== Working data ==
[start]
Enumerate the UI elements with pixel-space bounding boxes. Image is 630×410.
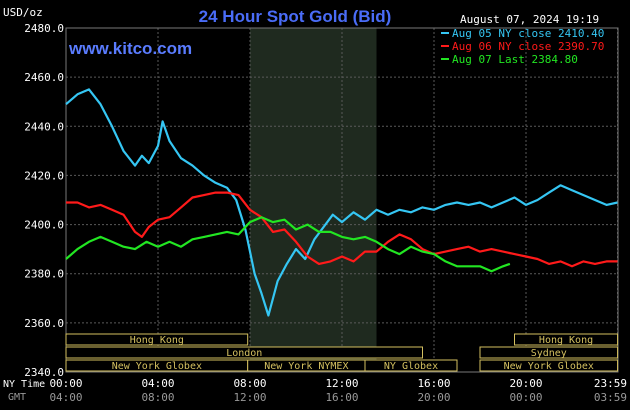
session-label: Hong Kong <box>130 335 184 346</box>
y-tick-label: 2340.0 <box>24 366 64 379</box>
session-label: New York Globex <box>112 361 202 372</box>
y-tick-label: 2400.0 <box>24 219 64 232</box>
y-tick-label: 2380.0 <box>24 268 64 281</box>
series-line-3 <box>65 216 511 273</box>
x-tick-label-ny: 00:00 <box>49 377 82 390</box>
x-tick-label-gmt: 20:00 <box>417 391 450 404</box>
session-label: Hong Kong <box>539 335 593 346</box>
x-tick-label-ny: 12:00 <box>325 377 358 390</box>
x-axis-label-ny: NY Time <box>3 379 45 390</box>
x-tick-label-ny: 08:00 <box>233 377 266 390</box>
chart-title: 24 Hour Spot Gold (Bid) <box>199 7 392 26</box>
x-tick-label-ny: 23:59 <box>594 377 627 390</box>
x-tick-label-gmt: 16:00 <box>325 391 358 404</box>
y-tick-label: 2480.0 <box>24 22 64 35</box>
y-axis-label: USD/oz <box>3 6 43 19</box>
timestamp: August 07, 2024 19:19 <box>460 13 599 26</box>
x-tick-label-ny: 20:00 <box>509 377 542 390</box>
source-watermark: www.kitco.com <box>68 39 192 58</box>
plot-frame <box>65 27 619 373</box>
session-rect <box>479 359 619 372</box>
session-box: Hong Kong <box>65 333 249 346</box>
session-label: London <box>226 348 262 359</box>
session-box: New York Globex <box>479 359 619 372</box>
y-tick-label: 2420.0 <box>24 169 64 182</box>
session-box: New York Globex <box>65 359 249 372</box>
session-label: NY Globex <box>384 361 438 372</box>
legend-entry: Aug 05 NY close 2410.40 <box>452 27 604 40</box>
series-line-2 <box>66 191 618 268</box>
legend-entry: Aug 06 NY close 2390.70 <box>452 40 604 53</box>
session-label: New York Globex <box>504 361 594 372</box>
night-session-band <box>250 28 377 372</box>
x-axis-label-gmt: GMT <box>8 392 26 403</box>
legend-entry: Aug 07 Last 2384.80 <box>452 53 578 66</box>
y-tick-label: 2440.0 <box>24 120 64 133</box>
market-sessions: Hong Kong London New York Globex New York N… <box>65 333 619 372</box>
grid-lines <box>65 27 619 373</box>
session-label: Sydney <box>531 348 567 359</box>
session-rect <box>479 346 619 359</box>
x-tick-label-gmt: 08:00 <box>141 391 174 404</box>
x-tick-label-gmt: 00:00 <box>509 391 542 404</box>
session-box: New York NYMEX <box>247 359 366 372</box>
y-tick-label: 2360.0 <box>24 317 64 330</box>
session-label: New York NYMEX <box>264 361 348 372</box>
x-tick-label-gmt: 12:00 <box>233 391 266 404</box>
series-line-1 <box>65 88 618 317</box>
x-axis-ticks: 00:0004:0004:0008:0008:0012:0012:0016:00… <box>49 377 627 404</box>
session-rect <box>364 359 458 372</box>
x-tick-label-ny: 04:00 <box>141 377 174 390</box>
x-tick-label-gmt: 04:00 <box>49 391 82 404</box>
session-rect <box>65 333 249 346</box>
session-box: NY Globex <box>364 359 458 372</box>
y-axis-ticks: 2480.0 2460.0 2440.0 2420.0 2400.0 2380.0 2360… <box>24 22 64 379</box>
session-box: Sydney <box>479 346 619 359</box>
y-tick-label: 2460.0 <box>24 71 64 84</box>
x-tick-label-ny: 16:00 <box>417 377 450 390</box>
session-rect <box>514 333 619 346</box>
price-series <box>65 88 618 317</box>
session-box: London <box>65 346 423 359</box>
session-box: Hong Kong <box>514 333 619 346</box>
x-tick-label-gmt: 03:59 <box>594 391 627 404</box>
session-rect <box>65 346 423 359</box>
[end]
== Aim of the task ==
Reproduce the records above verbatim, line for line, and leave the picture out.

== Response to this exercise ==
Enumerate the UI elements with pixel-space bounding boxes. Image is 630×410.
session-label: Hong Kong <box>130 335 184 346</box>
y-tick-label: 2340.0 <box>24 366 64 379</box>
session-label: New York Globex <box>112 361 202 372</box>
y-tick-label: 2400.0 <box>24 219 64 232</box>
y-tick-label: 2380.0 <box>24 268 64 281</box>
series-line-3 <box>65 216 511 273</box>
x-tick-label-ny: 00:00 <box>49 377 82 390</box>
x-tick-label-gmt: 20:00 <box>417 391 450 404</box>
session-label: Hong Kong <box>539 335 593 346</box>
x-tick-label-ny: 12:00 <box>325 377 358 390</box>
x-axis-label-ny: NY Time <box>3 379 45 390</box>
x-tick-label-ny: 08:00 <box>233 377 266 390</box>
chart-title: 24 Hour Spot Gold (Bid) <box>199 7 392 26</box>
x-tick-label-ny: 23:59 <box>594 377 627 390</box>
x-tick-label-gmt: 16:00 <box>325 391 358 404</box>
y-tick-label: 2480.0 <box>24 22 64 35</box>
y-axis-label: USD/oz <box>3 6 43 19</box>
timestamp: August 07, 2024 19:19 <box>460 13 599 26</box>
x-tick-label-ny: 20:00 <box>509 377 542 390</box>
source-watermark: www.kitco.com <box>68 39 192 58</box>
plot-frame <box>65 27 619 373</box>
session-rect <box>479 359 619 372</box>
session-box: Hong Kong <box>65 333 249 346</box>
session-label: London <box>226 348 262 359</box>
session-box: New York Globex <box>479 359 619 372</box>
y-tick-label: 2420.0 <box>24 169 64 182</box>
session-box: New York Globex <box>65 359 249 372</box>
session-label: NY Globex <box>384 361 438 372</box>
legend-entry: Aug 05 NY close 2410.40 <box>452 27 604 40</box>
series-line-2 <box>66 191 618 268</box>
legend-entry: Aug 06 NY close 2390.70 <box>452 40 604 53</box>
session-label: New York Globex <box>504 361 594 372</box>
night-session-band <box>250 28 377 372</box>
x-axis-label-gmt: GMT <box>8 392 26 403</box>
legend-entry: Aug 07 Last 2384.80 <box>452 53 578 66</box>
y-tick-label: 2440.0 <box>24 120 64 133</box>
market-sessions: Hong Kong London New York Globex New York N… <box>65 333 619 372</box>
grid-lines <box>65 27 619 373</box>
session-label: Sydney <box>531 348 567 359</box>
session-rect <box>479 346 619 359</box>
x-tick-label-gmt: 08:00 <box>141 391 174 404</box>
x-tick-label-gmt: 00:00 <box>509 391 542 404</box>
session-box: New York NYMEX <box>247 359 366 372</box>
y-tick-label: 2360.0 <box>24 317 64 330</box>
session-label: New York NYMEX <box>264 361 348 372</box>
x-tick-label-gmt: 12:00 <box>233 391 266 404</box>
series-line-1 <box>65 88 618 317</box>
x-axis-ticks: 00:0004:0004:0008:0008:0012:0012:0016:00… <box>49 377 627 404</box>
session-rect <box>364 359 458 372</box>
x-tick-label-ny: 04:00 <box>141 377 174 390</box>
x-tick-label-gmt: 04:00 <box>49 391 82 404</box>
session-rect <box>65 333 249 346</box>
session-box: NY Globex <box>364 359 458 372</box>
y-axis-ticks: 2480.0 2460.0 2440.0 2420.0 2400.0 2380.0 2360… <box>24 22 64 379</box>
session-box: Sydney <box>479 346 619 359</box>
y-tick-label: 2460.0 <box>24 71 64 84</box>
x-tick-label-ny: 16:00 <box>417 377 450 390</box>
session-rect <box>514 333 619 346</box>
price-series <box>65 88 618 317</box>
session-box: London <box>65 346 423 359</box>
session-box: Hong Kong <box>514 333 619 346</box>
x-tick-label-gmt: 03:59 <box>594 391 627 404</box>
session-rect <box>65 346 423 359</box>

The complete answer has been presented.